• Exercise task:
Extract the complete data exactly as given.

• Supplied information:

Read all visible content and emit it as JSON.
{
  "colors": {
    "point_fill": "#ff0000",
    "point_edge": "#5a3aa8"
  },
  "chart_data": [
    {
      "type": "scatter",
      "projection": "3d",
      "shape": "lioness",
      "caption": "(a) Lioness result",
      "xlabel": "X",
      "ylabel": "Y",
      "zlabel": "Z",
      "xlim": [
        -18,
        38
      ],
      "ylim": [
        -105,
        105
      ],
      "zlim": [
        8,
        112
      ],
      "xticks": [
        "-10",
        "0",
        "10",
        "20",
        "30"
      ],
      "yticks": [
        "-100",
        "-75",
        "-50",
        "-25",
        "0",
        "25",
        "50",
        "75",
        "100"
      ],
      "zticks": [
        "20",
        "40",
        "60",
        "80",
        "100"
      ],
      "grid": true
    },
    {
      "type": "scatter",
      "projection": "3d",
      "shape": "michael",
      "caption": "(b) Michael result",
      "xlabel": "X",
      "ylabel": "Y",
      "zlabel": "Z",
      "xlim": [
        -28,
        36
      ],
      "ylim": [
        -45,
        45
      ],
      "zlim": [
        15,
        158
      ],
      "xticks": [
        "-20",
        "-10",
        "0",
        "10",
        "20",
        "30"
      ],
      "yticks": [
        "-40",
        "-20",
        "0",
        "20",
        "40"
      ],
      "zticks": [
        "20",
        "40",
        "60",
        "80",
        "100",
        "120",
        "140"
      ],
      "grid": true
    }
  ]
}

• Response:
Read all visible content and emit it as JSON.
{
  "colors": {
    "point_fill": "#ff0000",
    "point_edge": "#5a3aa8"
  },
  "chart_data": [
    {
      "type": "scatter",
      "projection": "3d",
      "shape": "lioness",
      "caption": "(a) Lioness result",
      "xlabel": "X",
      "ylabel": "Y",
      "zlabel": "Z",
      "xlim": [
        -18,
        38
      ],
      "ylim": [
        -105,
        105
      ],
      "zlim": [
        8,
        112
      ],
      "xticks": [
        "-10",
        "0",
        "10",
        "20",
        "30"
      ],
      "yticks": [
        "-100",
        "-75",
        "-50",
        "-25",
        "0",
        "25",
        "50",
        "75",
        "100"
      ],
      "zticks": [
        "20",
        "40",
        "60",
        "80",
        "100"
      ],
      "grid": true
    },
    {
      "type": "scatter",
      "projection": "3d",
      "shape": "michael",
      "caption": "(b) Michael result",
      "xlabel": "X",
      "ylabel": "Y",
      "zlabel": "Z",
      "xlim": [
        -28,
        36
      ],
      "ylim": [
        -45,
        45
      ],
      "zlim": [
        15,
        158
      ],
      "xticks": [
        "-20",
        "-10",
        "0",
        "10",
        "20",
        "30"
      ],
      "yticks": [
        "-40",
        "-20",
        "0",
        "20",
        "40"
      ],
      "zticks": [
        "20",
        "40",
        "60",
        "80",
        "100",
        "120",
        "140"
      ],
      "grid": true
    }
  ]
}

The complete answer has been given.